▶ _What you will do_
Give back each entry exactly as written, apart from the pictures.

▶ _Dataset entries_
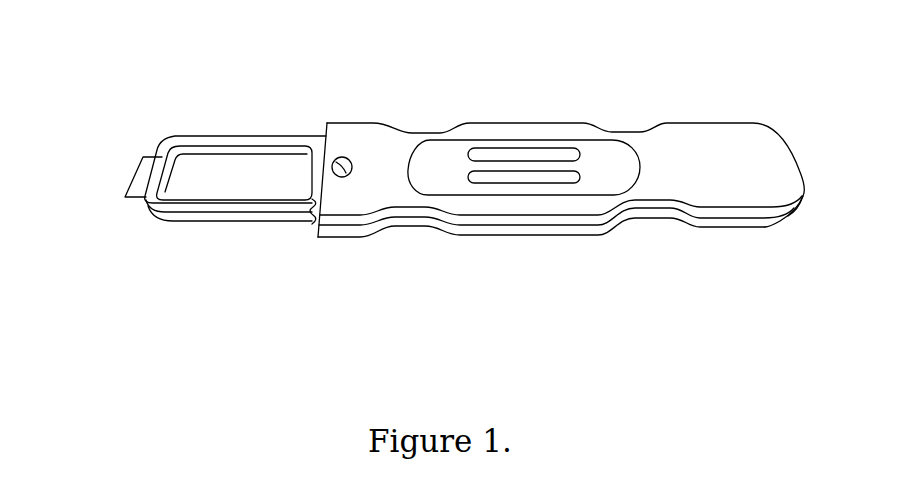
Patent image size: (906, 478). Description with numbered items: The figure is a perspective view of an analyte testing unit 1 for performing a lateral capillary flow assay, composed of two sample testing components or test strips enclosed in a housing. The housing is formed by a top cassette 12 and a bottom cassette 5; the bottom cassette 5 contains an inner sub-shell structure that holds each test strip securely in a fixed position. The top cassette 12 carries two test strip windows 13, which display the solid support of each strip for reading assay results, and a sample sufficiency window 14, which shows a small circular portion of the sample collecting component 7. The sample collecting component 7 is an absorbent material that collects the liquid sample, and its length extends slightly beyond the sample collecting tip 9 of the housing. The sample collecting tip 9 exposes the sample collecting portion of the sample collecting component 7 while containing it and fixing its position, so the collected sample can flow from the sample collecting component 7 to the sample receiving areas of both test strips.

The analyte testing unit 1 is at (687, 122).
The bottom cassette 5 is at (770, 229).
The sample collecting component 7 is at (137, 174).
The sample collecting tip 9 is at (233, 141).
The top cassette 12 is at (791, 216).
The test strip windows 13 is at (518, 153).
The sample sufficiency window 14 is at (340, 157).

▶ _Problem solution_
Patent image size: (906, 478). Description with numbered items: The figure is a perspective view of an analyte testing unit 1 for performing a lateral capillary flow assay, composed of two sample testing components or test strips enclosed in a housing. The housing is formed by a top cassette 12 and a bottom cassette 5; the bottom cassette 5 contains an inner sub-shell structure that holds each test strip securely in a fixed position. The top cassette 12 carries two test strip windows 13, which display the solid support of each strip for reading assay results, and a sample sufficiency window 14, which shows a small circular portion of the sample collecting component 7. The sample collecting component 7 is an absorbent material that collects the liquid sample, and its length extends slightly beyond the sample collecting tip 9 of the housing. The sample collecting tip 9 exposes the sample collecting portion of the sample collecting component 7 while containing it and fixing its position, so the collected sample can flow from the sample collecting component 7 to the sample receiving areas of both test strips.

The analyte testing unit 1 is at (687, 122).
The bottom cassette 5 is at (770, 229).
The sample collecting component 7 is at (137, 174).
The sample collecting tip 9 is at (233, 141).
The top cassette 12 is at (791, 216).
The test strip windows 13 is at (518, 153).
The sample sufficiency window 14 is at (340, 157).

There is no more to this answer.